▶ **Exercise details**
Repeat every line below exactly, word for word.

-------- Material for this exercise --------

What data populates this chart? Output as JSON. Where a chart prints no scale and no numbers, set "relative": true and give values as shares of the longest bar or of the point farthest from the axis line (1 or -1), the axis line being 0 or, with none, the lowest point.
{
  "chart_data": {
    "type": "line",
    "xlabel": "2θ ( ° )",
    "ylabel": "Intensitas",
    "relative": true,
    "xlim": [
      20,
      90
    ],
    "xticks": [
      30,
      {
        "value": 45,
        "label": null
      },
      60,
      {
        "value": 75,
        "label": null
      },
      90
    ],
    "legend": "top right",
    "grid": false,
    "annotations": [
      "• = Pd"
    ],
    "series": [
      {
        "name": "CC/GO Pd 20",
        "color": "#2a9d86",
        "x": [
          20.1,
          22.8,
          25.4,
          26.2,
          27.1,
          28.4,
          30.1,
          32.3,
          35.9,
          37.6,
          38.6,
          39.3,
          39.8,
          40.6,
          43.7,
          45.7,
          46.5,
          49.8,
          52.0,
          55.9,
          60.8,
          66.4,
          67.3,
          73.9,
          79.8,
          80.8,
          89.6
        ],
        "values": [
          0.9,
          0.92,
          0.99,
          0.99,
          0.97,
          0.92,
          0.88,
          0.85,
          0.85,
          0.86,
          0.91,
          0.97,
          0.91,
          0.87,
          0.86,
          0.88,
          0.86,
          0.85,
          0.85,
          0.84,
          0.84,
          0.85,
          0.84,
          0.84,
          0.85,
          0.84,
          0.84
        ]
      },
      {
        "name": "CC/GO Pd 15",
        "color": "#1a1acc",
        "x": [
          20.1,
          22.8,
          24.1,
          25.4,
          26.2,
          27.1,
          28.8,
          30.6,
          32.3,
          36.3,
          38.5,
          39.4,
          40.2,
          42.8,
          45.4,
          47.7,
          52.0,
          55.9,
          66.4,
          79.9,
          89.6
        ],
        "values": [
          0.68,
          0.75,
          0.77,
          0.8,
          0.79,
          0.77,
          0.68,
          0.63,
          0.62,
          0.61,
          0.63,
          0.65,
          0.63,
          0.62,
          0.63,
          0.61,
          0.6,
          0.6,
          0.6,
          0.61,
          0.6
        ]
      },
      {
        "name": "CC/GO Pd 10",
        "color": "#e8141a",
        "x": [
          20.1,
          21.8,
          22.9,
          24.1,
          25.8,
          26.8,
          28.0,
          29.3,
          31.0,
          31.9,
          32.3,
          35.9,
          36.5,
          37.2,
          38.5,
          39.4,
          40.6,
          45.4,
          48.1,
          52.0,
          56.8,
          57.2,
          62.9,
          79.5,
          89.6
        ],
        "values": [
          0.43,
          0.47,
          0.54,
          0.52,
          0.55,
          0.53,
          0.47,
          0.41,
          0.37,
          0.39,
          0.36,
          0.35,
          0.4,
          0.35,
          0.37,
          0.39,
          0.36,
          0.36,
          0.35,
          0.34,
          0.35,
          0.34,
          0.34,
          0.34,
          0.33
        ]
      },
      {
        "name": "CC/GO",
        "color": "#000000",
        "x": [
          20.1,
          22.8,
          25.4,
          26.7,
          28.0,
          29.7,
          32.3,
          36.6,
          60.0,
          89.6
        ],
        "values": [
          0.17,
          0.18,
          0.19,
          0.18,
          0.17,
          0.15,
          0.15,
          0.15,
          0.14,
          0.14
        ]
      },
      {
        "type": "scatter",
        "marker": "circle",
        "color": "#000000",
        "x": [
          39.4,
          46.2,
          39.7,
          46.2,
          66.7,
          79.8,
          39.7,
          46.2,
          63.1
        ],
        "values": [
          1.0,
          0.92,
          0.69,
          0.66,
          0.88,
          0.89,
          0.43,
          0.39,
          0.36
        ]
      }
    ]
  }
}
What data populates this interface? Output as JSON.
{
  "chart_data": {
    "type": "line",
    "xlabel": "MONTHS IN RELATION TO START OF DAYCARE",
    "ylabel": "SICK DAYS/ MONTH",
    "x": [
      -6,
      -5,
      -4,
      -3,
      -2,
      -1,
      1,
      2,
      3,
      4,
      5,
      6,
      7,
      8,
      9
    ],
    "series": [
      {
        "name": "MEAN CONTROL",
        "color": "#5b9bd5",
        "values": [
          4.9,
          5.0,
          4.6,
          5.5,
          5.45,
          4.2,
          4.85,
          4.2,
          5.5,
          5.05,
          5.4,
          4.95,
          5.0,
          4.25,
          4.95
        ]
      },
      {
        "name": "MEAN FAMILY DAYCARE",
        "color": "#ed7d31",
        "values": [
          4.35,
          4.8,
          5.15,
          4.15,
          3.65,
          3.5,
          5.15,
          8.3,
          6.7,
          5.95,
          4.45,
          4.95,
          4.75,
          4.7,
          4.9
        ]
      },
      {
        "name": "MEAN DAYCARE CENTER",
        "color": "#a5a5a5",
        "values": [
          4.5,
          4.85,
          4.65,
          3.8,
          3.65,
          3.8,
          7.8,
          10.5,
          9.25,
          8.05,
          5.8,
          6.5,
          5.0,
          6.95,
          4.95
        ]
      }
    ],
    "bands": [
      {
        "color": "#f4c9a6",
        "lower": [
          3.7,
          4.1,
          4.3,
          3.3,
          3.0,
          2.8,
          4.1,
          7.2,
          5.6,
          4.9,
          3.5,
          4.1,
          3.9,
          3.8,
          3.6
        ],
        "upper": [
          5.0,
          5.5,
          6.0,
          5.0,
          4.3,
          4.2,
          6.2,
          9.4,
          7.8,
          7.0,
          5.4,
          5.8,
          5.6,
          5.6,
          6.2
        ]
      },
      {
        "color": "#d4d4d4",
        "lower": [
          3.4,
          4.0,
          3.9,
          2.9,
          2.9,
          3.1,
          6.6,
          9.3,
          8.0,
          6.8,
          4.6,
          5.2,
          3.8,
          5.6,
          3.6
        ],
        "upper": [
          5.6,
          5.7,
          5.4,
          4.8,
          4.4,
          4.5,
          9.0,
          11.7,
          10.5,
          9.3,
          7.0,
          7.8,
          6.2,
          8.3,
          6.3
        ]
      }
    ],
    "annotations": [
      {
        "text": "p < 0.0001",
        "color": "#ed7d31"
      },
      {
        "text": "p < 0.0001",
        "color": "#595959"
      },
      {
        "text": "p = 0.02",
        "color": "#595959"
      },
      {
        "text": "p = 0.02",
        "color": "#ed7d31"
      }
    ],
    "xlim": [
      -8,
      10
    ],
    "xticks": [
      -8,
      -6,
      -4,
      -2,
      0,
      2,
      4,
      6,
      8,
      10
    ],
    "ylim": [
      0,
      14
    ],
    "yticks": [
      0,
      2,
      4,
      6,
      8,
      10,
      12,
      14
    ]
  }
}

--------

▶ **The completed task**
What data populates this chart? Output as JSON. Where a chart prints no scale and no numbers, set "relative": true and give values as shares of the longest bar or of the point farthest from the axis line (1 or -1), the axis line being 0 or, with none, the lowest point.
{
  "chart_data": {
    "type": "line",
    "xlabel": "2θ ( ° )",
    "ylabel": "Intensitas",
    "relative": true,
    "xlim": [
      20,
      90
    ],
    "xticks": [
      30,
      {
        "value": 45,
        "label": null
      },
      60,
      {
        "value": 75,
        "label": null
      },
      90
    ],
    "legend": "top right",
    "grid": false,
    "annotations": [
      "• = Pd"
    ],
    "series": [
      {
        "name": "CC/GO Pd 20",
        "color": "#2a9d86",
        "x": [
          20.1,
          22.8,
          25.4,
          26.2,
          27.1,
          28.4,
          30.1,
          32.3,
          35.9,
          37.6,
          38.6,
          39.3,
          39.8,
          40.6,
          43.7,
          45.7,
          46.5,
          49.8,
          52.0,
          55.9,
          60.8,
          66.4,
          67.3,
          73.9,
          79.8,
          80.8,
          89.6
        ],
        "values": [
          0.9,
          0.92,
          0.99,
          0.99,
          0.97,
          0.92,
          0.88,
          0.85,
          0.85,
          0.86,
          0.91,
          0.97,
          0.91,
          0.87,
          0.86,
          0.88,
          0.86,
          0.85,
          0.85,
          0.84,
          0.84,
          0.85,
          0.84,
          0.84,
          0.85,
          0.84,
          0.84
        ]
      },
      {
        "name": "CC/GO Pd 15",
        "color": "#1a1acc",
        "x": [
          20.1,
          22.8,
          24.1,
          25.4,
          26.2,
          27.1,
          28.8,
          30.6,
          32.3,
          36.3,
          38.5,
          39.4,
          40.2,
          42.8,
          45.4,
          47.7,
          52.0,
          55.9,
          66.4,
          79.9,
          89.6
        ],
        "values": [
          0.68,
          0.75,
          0.77,
          0.8,
          0.79,
          0.77,
          0.68,
          0.63,
          0.62,
          0.61,
          0.63,
          0.65,
          0.63,
          0.62,
          0.63,
          0.61,
          0.6,
          0.6,
          0.6,
          0.61,
          0.6
        ]
      },
      {
        "name": "CC/GO Pd 10",
        "color": "#e8141a",
        "x": [
          20.1,
          21.8,
          22.9,
          24.1,
          25.8,
          26.8,
          28.0,
          29.3,
          31.0,
          31.9,
          32.3,
          35.9,
          36.5,
          37.2,
          38.5,
          39.4,
          40.6,
          45.4,
          48.1,
          52.0,
          56.8,
          57.2,
          62.9,
          79.5,
          89.6
        ],
        "values": [
          0.43,
          0.47,
          0.54,
          0.52,
          0.55,
          0.53,
          0.47,
          0.41,
          0.37,
          0.39,
          0.36,
          0.35,
          0.4,
          0.35,
          0.37,
          0.39,
          0.36,
          0.36,
          0.35,
          0.34,
          0.35,
          0.34,
          0.34,
          0.34,
          0.33
        ]
      },
      {
        "name": "CC/GO",
        "color": "#000000",
        "x": [
          20.1,
          22.8,
          25.4,
          26.7,
          28.0,
          29.7,
          32.3,
          36.6,
          60.0,
          89.6
        ],
        "values": [
          0.17,
          0.18,
          0.19,
          0.18,
          0.17,
          0.15,
          0.15,
          0.15,
          0.14,
          0.14
        ]
      },
      {
        "type": "scatter",
        "marker": "circle",
        "color": "#000000",
        "x": [
          39.4,
          46.2,
          39.7,
          46.2,
          66.7,
          79.8,
          39.7,
          46.2,
          63.1
        ],
        "values": [
          1.0,
          0.92,
          0.69,
          0.66,
          0.88,
          0.89,
          0.43,
          0.39,
          0.36
        ]
      }
    ]
  }
}
What data populates this interface? Output as JSON.
{
  "chart_data": {
    "type": "line",
    "xlabel": "MONTHS IN RELATION TO START OF DAYCARE",
    "ylabel": "SICK DAYS/ MONTH",
    "x": [
      -6,
      -5,
      -4,
      -3,
      -2,
      -1,
      1,
      2,
      3,
      4,
      5,
      6,
      7,
      8,
      9
    ],
    "series": [
      {
        "name": "MEAN CONTROL",
        "color": "#5b9bd5",
        "values": [
          4.9,
          5.0,
          4.6,
          5.5,
          5.45,
          4.2,
          4.85,
          4.2,
          5.5,
          5.05,
          5.4,
          4.95,
          5.0,
          4.25,
          4.95
        ]
      },
      {
        "name": "MEAN FAMILY DAYCARE",
        "color": "#ed7d31",
        "values": [
          4.35,
          4.8,
          5.15,
          4.15,
          3.65,
          3.5,
          5.15,
          8.3,
          6.7,
          5.95,
          4.45,
          4.95,
          4.75,
          4.7,
          4.9
        ]
      },
      {
        "name": "MEAN DAYCARE CENTER",
        "color": "#a5a5a5",
        "values": [
          4.5,
          4.85,
          4.65,
          3.8,
          3.65,
          3.8,
          7.8,
          10.5,
          9.25,
          8.05,
          5.8,
          6.5,
          5.0,
          6.95,
          4.95
        ]
      }
    ],
    "bands": [
      {
        "color": "#f4c9a6",
        "lower": [
          3.7,
          4.1,
          4.3,
          3.3,
          3.0,
          2.8,
          4.1,
          7.2,
          5.6,
          4.9,
          3.5,
          4.1,
          3.9,
          3.8,
          3.6
        ],
        "upper": [
          5.0,
          5.5,
          6.0,
          5.0,
          4.3,
          4.2,
          6.2,
          9.4,
          7.8,
          7.0,
          5.4,
          5.8,
          5.6,
          5.6,
          6.2
        ]
      },
      {
        "color": "#d4d4d4",
        "lower": [
          3.4,
          4.0,
          3.9,
          2.9,
          2.9,
          3.1,
          6.6,
          9.3,
          8.0,
          6.8,
          4.6,
          5.2,
          3.8,
          5.6,
          3.6
        ],
        "upper": [
          5.6,
          5.7,
          5.4,
          4.8,
          4.4,
          4.5,
          9.0,
          11.7,
          10.5,
          9.3,
          7.0,
          7.8,
          6.2,
          8.3,
          6.3
        ]
      }
    ],
    "annotations": [
      {
        "text": "p < 0.0001",
        "color": "#ed7d31"
      },
      {
        "text": "p < 0.0001",
        "color": "#595959"
      },
      {
        "text": "p = 0.02",
        "color": "#595959"
      },
      {
        "text": "p = 0.02",
        "color": "#ed7d31"
      }
    ],
    "xlim": [
      -8,
      10
    ],
    "xticks": [
      -8,
      -6,
      -4,
      -2,
      0,
      2,
      4,
      6,
      8,
      10
    ],
    "ylim": [
      0,
      14
    ],
    "yticks": [
      0,
      2,
      4,
      6,
      8,
      10,
      12,
      14
    ]
  }
}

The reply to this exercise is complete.